- Written task: Write out every line of the material exactly as it appears.
■ ■ ■ ■
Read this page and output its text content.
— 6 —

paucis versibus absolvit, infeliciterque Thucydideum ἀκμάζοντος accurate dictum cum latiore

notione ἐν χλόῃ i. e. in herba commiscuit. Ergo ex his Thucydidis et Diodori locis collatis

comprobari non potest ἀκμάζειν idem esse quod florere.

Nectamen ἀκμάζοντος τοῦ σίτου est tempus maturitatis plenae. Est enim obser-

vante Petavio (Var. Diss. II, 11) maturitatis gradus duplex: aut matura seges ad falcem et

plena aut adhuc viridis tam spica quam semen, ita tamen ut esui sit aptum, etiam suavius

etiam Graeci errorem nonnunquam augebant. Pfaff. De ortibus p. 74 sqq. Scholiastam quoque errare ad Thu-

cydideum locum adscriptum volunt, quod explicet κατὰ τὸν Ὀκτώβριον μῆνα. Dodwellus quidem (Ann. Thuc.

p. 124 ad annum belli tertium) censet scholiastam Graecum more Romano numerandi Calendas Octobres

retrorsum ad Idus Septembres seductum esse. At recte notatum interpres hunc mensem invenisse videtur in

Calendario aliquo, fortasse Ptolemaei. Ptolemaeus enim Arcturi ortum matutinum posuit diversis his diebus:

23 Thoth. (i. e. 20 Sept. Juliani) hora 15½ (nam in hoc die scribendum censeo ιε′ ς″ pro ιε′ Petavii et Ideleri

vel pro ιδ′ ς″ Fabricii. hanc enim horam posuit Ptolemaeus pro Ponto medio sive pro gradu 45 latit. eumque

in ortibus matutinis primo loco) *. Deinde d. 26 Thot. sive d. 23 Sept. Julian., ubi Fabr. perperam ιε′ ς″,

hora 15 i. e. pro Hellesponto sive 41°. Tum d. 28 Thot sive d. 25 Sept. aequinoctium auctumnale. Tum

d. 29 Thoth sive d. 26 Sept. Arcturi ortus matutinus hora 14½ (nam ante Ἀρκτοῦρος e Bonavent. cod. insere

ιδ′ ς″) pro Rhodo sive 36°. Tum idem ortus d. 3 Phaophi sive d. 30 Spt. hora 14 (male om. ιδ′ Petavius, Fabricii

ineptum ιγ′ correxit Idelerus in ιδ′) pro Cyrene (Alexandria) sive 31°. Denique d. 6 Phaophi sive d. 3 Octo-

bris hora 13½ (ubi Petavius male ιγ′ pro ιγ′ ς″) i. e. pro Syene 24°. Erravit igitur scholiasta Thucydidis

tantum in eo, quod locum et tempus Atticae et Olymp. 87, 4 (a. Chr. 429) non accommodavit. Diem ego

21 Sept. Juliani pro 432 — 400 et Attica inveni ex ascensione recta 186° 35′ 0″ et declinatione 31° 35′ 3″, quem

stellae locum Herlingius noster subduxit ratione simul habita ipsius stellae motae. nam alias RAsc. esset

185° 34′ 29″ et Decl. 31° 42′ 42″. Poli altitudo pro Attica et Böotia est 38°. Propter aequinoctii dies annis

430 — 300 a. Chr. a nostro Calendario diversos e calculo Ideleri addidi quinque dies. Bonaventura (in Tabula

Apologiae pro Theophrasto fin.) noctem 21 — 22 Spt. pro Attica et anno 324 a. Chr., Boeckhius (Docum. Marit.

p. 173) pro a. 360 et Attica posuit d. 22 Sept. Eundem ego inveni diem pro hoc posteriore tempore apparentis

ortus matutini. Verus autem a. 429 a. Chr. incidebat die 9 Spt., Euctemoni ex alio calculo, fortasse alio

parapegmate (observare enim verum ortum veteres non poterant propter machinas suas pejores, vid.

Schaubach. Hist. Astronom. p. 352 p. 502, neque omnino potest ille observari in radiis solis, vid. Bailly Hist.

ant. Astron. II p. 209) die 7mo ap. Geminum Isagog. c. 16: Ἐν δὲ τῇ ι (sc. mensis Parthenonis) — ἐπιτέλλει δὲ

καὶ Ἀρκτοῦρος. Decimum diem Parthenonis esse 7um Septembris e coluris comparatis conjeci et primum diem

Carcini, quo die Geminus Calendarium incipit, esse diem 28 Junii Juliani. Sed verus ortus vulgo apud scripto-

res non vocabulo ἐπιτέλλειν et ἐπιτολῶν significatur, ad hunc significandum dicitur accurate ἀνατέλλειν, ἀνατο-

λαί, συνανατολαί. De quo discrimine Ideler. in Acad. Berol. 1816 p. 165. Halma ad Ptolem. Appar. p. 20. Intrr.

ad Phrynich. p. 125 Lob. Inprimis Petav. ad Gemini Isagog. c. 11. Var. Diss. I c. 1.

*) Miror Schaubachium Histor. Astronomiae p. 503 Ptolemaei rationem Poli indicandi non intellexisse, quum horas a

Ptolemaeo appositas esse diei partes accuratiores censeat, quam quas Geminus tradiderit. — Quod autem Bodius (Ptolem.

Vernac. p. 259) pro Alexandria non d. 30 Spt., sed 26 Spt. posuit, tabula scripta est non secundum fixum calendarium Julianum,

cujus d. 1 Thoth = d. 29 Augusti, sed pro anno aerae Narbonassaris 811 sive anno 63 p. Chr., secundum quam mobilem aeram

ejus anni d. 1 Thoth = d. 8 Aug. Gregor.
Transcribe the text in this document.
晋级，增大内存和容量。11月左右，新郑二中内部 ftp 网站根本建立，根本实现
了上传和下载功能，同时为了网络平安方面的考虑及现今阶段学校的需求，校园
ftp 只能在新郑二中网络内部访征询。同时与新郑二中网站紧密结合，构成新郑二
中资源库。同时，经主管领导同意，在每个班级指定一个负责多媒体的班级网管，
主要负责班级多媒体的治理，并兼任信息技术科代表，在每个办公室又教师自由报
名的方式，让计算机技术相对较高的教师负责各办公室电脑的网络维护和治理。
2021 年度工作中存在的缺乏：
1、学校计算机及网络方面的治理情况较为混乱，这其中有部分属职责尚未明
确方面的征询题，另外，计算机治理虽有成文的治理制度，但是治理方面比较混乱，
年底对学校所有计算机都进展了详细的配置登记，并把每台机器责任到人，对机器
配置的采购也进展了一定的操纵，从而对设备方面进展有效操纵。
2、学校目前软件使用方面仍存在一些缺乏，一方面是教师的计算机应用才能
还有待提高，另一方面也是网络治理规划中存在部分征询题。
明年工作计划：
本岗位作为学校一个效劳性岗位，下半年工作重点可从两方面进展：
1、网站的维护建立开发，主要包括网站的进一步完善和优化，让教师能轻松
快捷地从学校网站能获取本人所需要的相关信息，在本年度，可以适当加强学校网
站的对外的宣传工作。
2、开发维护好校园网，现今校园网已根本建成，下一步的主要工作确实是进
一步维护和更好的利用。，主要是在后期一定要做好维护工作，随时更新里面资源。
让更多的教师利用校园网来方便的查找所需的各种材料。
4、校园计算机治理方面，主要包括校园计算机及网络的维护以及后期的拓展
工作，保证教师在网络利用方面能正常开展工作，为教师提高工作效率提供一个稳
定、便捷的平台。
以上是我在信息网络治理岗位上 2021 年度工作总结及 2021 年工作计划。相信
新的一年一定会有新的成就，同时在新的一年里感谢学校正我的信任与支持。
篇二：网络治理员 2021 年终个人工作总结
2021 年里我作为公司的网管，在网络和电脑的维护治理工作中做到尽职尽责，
■ ■ ■ ■
- Task result:
Read this page and output its text content.
— 6 —

paucis versibus absolvit, infeliciterque Thucydideum ἀκμάζοντος accurate dictum cum latiore

notione ἐν χλόῃ i. e. in herba commiscuit. Ergo ex his Thucydidis et Diodori locis collatis

comprobari non potest ἀκμάζειν idem esse quod florere.

Nectamen ἀκμάζοντος τοῦ σίτου est tempus maturitatis plenae. Est enim obser-

vante Petavio (Var. Diss. II, 11) maturitatis gradus duplex: aut matura seges ad falcem et

plena aut adhuc viridis tam spica quam semen, ita tamen ut esui sit aptum, etiam suavius

etiam Graeci errorem nonnunquam augebant. Pfaff. De ortibus p. 74 sqq. Scholiastam quoque errare ad Thu-

cydideum locum adscriptum volunt, quod explicet κατὰ τὸν Ὀκτώβριον μῆνα. Dodwellus quidem (Ann. Thuc.

p. 124 ad annum belli tertium) censet scholiastam Graecum more Romano numerandi Calendas Octobres

retrorsum ad Idus Septembres seductum esse. At recte notatum interpres hunc mensem invenisse videtur in

Calendario aliquo, fortasse Ptolemaei. Ptolemaeus enim Arcturi ortum matutinum posuit diversis his diebus:

23 Thoth. (i. e. 20 Sept. Juliani) hora 15½ (nam in hoc die scribendum censeo ιε′ ς″ pro ιε′ Petavii et Ideleri

vel pro ιδ′ ς″ Fabricii. hanc enim horam posuit Ptolemaeus pro Ponto medio sive pro gradu 45 latit. eumque

in ortibus matutinis primo loco) *. Deinde d. 26 Thot. sive d. 23 Sept. Julian., ubi Fabr. perperam ιε′ ς″,

hora 15 i. e. pro Hellesponto sive 41°. Tum d. 28 Thot sive d. 25 Sept. aequinoctium auctumnale. Tum

d. 29 Thoth sive d. 26 Sept. Arcturi ortus matutinus hora 14½ (nam ante Ἀρκτοῦρος e Bonavent. cod. insere

ιδ′ ς″) pro Rhodo sive 36°. Tum idem ortus d. 3 Phaophi sive d. 30 Spt. hora 14 (male om. ιδ′ Petavius, Fabricii

ineptum ιγ′ correxit Idelerus in ιδ′) pro Cyrene (Alexandria) sive 31°. Denique d. 6 Phaophi sive d. 3 Octo-

bris hora 13½ (ubi Petavius male ιγ′ pro ιγ′ ς″) i. e. pro Syene 24°. Erravit igitur scholiasta Thucydidis

tantum in eo, quod locum et tempus Atticae et Olymp. 87, 4 (a. Chr. 429) non accommodavit. Diem ego

21 Sept. Juliani pro 432 — 400 et Attica inveni ex ascensione recta 186° 35′ 0″ et declinatione 31° 35′ 3″, quem

stellae locum Herlingius noster subduxit ratione simul habita ipsius stellae motae. nam alias RAsc. esset

185° 34′ 29″ et Decl. 31° 42′ 42″. Poli altitudo pro Attica et Böotia est 38°. Propter aequinoctii dies annis

430 — 300 a. Chr. a nostro Calendario diversos e calculo Ideleri addidi quinque dies. Bonaventura (in Tabula

Apologiae pro Theophrasto fin.) noctem 21 — 22 Spt. pro Attica et anno 324 a. Chr., Boeckhius (Docum. Marit.

p. 173) pro a. 360 et Attica posuit d. 22 Sept. Eundem ego inveni diem pro hoc posteriore tempore apparentis

ortus matutini. Verus autem a. 429 a. Chr. incidebat die 9 Spt., Euctemoni ex alio calculo, fortasse alio

parapegmate (observare enim verum ortum veteres non poterant propter machinas suas pejores, vid.

Schaubach. Hist. Astronom. p. 352 p. 502, neque omnino potest ille observari in radiis solis, vid. Bailly Hist.

ant. Astron. II p. 209) die 7mo ap. Geminum Isagog. c. 16: Ἐν δὲ τῇ ι (sc. mensis Parthenonis) — ἐπιτέλλει δὲ

καὶ Ἀρκτοῦρος. Decimum diem Parthenonis esse 7um Septembris e coluris comparatis conjeci et primum diem

Carcini, quo die Geminus Calendarium incipit, esse diem 28 Junii Juliani. Sed verus ortus vulgo apud scripto-

res non vocabulo ἐπιτέλλειν et ἐπιτολῶν significatur, ad hunc significandum dicitur accurate ἀνατέλλειν, ἀνατο-

λαί, συνανατολαί. De quo discrimine Ideler. in Acad. Berol. 1816 p. 165. Halma ad Ptolem. Appar. p. 20. Intrr.

ad Phrynich. p. 125 Lob. Inprimis Petav. ad Gemini Isagog. c. 11. Var. Diss. I c. 1.

*) Miror Schaubachium Histor. Astronomiae p. 503 Ptolemaei rationem Poli indicandi non intellexisse, quum horas a

Ptolemaeo appositas esse diei partes accuratiores censeat, quam quas Geminus tradiderit. — Quod autem Bodius (Ptolem.

Vernac. p. 259) pro Alexandria non d. 30 Spt., sed 26 Spt. posuit, tabula scripta est non secundum fixum calendarium Julianum,

cujus d. 1 Thoth = d. 29 Augusti, sed pro anno aerae Narbonassaris 811 sive anno 63 p. Chr., secundum quam mobilem aeram

ejus anni d. 1 Thoth = d. 8 Aug. Gregor.
Transcribe the text in this document.
晋级，增大内存和容量。11月左右，新郑二中内部 ftp 网站根本建立，根本实现
了上传和下载功能，同时为了网络平安方面的考虑及现今阶段学校的需求，校园
ftp 只能在新郑二中网络内部访征询。同时与新郑二中网站紧密结合，构成新郑二
中资源库。同时，经主管领导同意，在每个班级指定一个负责多媒体的班级网管，
主要负责班级多媒体的治理，并兼任信息技术科代表，在每个办公室又教师自由报
名的方式，让计算机技术相对较高的教师负责各办公室电脑的网络维护和治理。
2021 年度工作中存在的缺乏：
1、学校计算机及网络方面的治理情况较为混乱，这其中有部分属职责尚未明
确方面的征询题，另外，计算机治理虽有成文的治理制度，但是治理方面比较混乱，
年底对学校所有计算机都进展了详细的配置登记，并把每台机器责任到人，对机器
配置的采购也进展了一定的操纵，从而对设备方面进展有效操纵。
2、学校目前软件使用方面仍存在一些缺乏，一方面是教师的计算机应用才能
还有待提高，另一方面也是网络治理规划中存在部分征询题。
明年工作计划：
本岗位作为学校一个效劳性岗位，下半年工作重点可从两方面进展：
1、网站的维护建立开发，主要包括网站的进一步完善和优化，让教师能轻松
快捷地从学校网站能获取本人所需要的相关信息，在本年度，可以适当加强学校网
站的对外的宣传工作。
2、开发维护好校园网，现今校园网已根本建成，下一步的主要工作确实是进
一步维护和更好的利用。，主要是在后期一定要做好维护工作，随时更新里面资源。
让更多的教师利用校园网来方便的查找所需的各种材料。
4、校园计算机治理方面，主要包括校园计算机及网络的维护以及后期的拓展
工作，保证教师在网络利用方面能正常开展工作，为教师提高工作效率提供一个稳
定、便捷的平台。
以上是我在信息网络治理岗位上 2021 年度工作总结及 2021 年工作计划。相信
新的一年一定会有新的成就，同时在新的一年里感谢学校正我的信任与支持。
篇二：网络治理员 2021 年终个人工作总结
2021 年里我作为公司的网管，在网络和电脑的维护治理工作中做到尽职尽责，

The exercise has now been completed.